↓

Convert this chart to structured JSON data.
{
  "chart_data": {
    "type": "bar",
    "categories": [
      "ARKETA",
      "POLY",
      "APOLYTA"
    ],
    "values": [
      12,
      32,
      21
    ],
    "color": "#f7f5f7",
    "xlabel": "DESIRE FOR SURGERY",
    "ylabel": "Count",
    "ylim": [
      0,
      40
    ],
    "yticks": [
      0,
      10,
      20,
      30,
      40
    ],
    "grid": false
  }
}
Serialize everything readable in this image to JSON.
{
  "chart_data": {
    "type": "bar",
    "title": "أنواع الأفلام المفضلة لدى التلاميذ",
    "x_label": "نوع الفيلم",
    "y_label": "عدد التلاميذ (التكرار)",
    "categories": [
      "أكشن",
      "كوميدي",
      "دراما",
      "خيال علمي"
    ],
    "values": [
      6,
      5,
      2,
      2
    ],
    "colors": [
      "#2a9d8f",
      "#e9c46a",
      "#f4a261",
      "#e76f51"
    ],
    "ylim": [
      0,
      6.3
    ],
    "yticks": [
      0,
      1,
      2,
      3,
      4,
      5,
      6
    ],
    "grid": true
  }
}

↑

# [Task to carry out]
The records above must be output exactly, in full.

# [Full output]
Convert this chart to structured JSON data.
{
  "chart_data": {
    "type": "bar",
    "categories": [
      "ARKETA",
      "POLY",
      "APOLYTA"
    ],
    "values": [
      12,
      32,
      21
    ],
    "color": "#f7f5f7",
    "xlabel": "DESIRE FOR SURGERY",
    "ylabel": "Count",
    "ylim": [
      0,
      40
    ],
    "yticks": [
      0,
      10,
      20,
      30,
      40
    ],
    "grid": false
  }
}
Serialize everything readable in this image to JSON.
{
  "chart_data": {
    "type": "bar",
    "title": "أنواع الأفلام المفضلة لدى التلاميذ",
    "x_label": "نوع الفيلم",
    "y_label": "عدد التلاميذ (التكرار)",
    "categories": [
      "أكشن",
      "كوميدي",
      "دراما",
      "خيال علمي"
    ],
    "values": [
      6,
      5,
      2,
      2
    ],
    "colors": [
      "#2a9d8f",
      "#e9c46a",
      "#f4a261",
      "#e76f51"
    ],
    "ylim": [
      0,
      6.3
    ],
    "yticks": [
      0,
      1,
      2,
      3,
      4,
      5,
      6
    ],
    "grid": true
  }
}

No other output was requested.